#### Written exercise:
Output every line below exactly.

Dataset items
☆ ☆ ☆
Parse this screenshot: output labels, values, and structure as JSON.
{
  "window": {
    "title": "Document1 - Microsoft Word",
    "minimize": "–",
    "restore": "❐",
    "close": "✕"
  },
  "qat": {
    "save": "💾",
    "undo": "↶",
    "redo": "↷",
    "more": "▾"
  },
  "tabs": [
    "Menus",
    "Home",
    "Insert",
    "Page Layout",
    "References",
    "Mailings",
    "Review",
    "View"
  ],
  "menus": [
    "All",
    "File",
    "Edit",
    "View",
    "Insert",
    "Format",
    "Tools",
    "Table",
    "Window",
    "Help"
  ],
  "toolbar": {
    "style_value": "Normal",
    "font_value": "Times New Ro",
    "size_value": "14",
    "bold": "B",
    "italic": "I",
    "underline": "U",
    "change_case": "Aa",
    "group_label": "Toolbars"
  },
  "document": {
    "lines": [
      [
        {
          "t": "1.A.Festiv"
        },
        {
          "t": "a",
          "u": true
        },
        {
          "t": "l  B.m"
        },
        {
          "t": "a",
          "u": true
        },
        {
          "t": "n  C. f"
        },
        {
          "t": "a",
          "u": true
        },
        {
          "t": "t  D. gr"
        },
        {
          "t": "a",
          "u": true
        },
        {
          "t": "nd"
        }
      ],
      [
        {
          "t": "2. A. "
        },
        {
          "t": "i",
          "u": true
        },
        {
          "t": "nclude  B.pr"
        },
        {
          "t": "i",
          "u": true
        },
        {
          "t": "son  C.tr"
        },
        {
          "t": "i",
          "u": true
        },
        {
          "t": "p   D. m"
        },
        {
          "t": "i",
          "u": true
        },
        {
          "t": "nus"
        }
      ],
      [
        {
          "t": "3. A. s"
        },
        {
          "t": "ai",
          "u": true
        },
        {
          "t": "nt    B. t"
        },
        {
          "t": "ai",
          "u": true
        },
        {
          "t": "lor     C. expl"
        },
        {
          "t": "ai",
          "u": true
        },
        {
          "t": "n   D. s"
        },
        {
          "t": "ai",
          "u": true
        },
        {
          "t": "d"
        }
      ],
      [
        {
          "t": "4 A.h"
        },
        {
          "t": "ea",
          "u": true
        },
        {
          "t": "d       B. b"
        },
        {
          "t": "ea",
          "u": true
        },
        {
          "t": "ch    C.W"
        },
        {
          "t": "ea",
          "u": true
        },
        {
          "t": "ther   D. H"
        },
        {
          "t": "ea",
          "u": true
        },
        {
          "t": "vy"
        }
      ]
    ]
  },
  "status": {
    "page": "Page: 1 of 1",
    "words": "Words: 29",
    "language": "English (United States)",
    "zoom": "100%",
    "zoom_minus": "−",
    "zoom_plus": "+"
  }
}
☆ ☆ ☆
#### Result of the task:
Parse this screenshot: output labels, values, and structure as JSON.
{
  "window": {
    "title": "Document1 - Microsoft Word",
    "minimize": "–",
    "restore": "❐",
    "close": "✕"
  },
  "qat": {
    "save": "💾",
    "undo": "↶",
    "redo": "↷",
    "more": "▾"
  },
  "tabs": [
    "Menus",
    "Home",
    "Insert",
    "Page Layout",
    "References",
    "Mailings",
    "Review",
    "View"
  ],
  "menus": [
    "All",
    "File",
    "Edit",
    "View",
    "Insert",
    "Format",
    "Tools",
    "Table",
    "Window",
    "Help"
  ],
  "toolbar": {
    "style_value": "Normal",
    "font_value": "Times New Ro",
    "size_value": "14",
    "bold": "B",
    "italic": "I",
    "underline": "U",
    "change_case": "Aa",
    "group_label": "Toolbars"
  },
  "document": {
    "lines": [
      [
        {
          "t": "1.A.Festiv"
        },
        {
          "t": "a",
          "u": true
        },
        {
          "t": "l  B.m"
        },
        {
          "t": "a",
          "u": true
        },
        {
          "t": "n  C. f"
        },
        {
          "t": "a",
          "u": true
        },
        {
          "t": "t  D. gr"
        },
        {
          "t": "a",
          "u": true
        },
        {
          "t": "nd"
        }
      ],
      [
        {
          "t": "2. A. "
        },
        {
          "t": "i",
          "u": true
        },
        {
          "t": "nclude  B.pr"
        },
        {
          "t": "i",
          "u": true
        },
        {
          "t": "son  C.tr"
        },
        {
          "t": "i",
          "u": true
        },
        {
          "t": "p   D. m"
        },
        {
          "t": "i",
          "u": true
        },
        {
          "t": "nus"
        }
      ],
      [
        {
          "t": "3. A. s"
        },
        {
          "t": "ai",
          "u": true
        },
        {
          "t": "nt    B. t"
        },
        {
          "t": "ai",
          "u": true
        },
        {
          "t": "lor     C. expl"
        },
        {
          "t": "ai",
          "u": true
        },
        {
          "t": "n   D. s"
        },
        {
          "t": "ai",
          "u": true
        },
        {
          "t": "d"
        }
      ],
      [
        {
          "t": "4 A.h"
        },
        {
          "t": "ea",
          "u": true
        },
        {
          "t": "d       B. b"
        },
        {
          "t": "ea",
          "u": true
        },
        {
          "t": "ch    C.W"
        },
        {
          "t": "ea",
          "u": true
        },
        {
          "t": "ther   D. H"
        },
        {
          "t": "ea",
          "u": true
        },
        {
          "t": "vy"
        }
      ]
    ]
  },
  "status": {
    "page": "Page: 1 of 1",
    "words": "Words: 29",
    "language": "English (United States)",
    "zoom": "100%",
    "zoom_minus": "−",
    "zoom_plus": "+"
  }
}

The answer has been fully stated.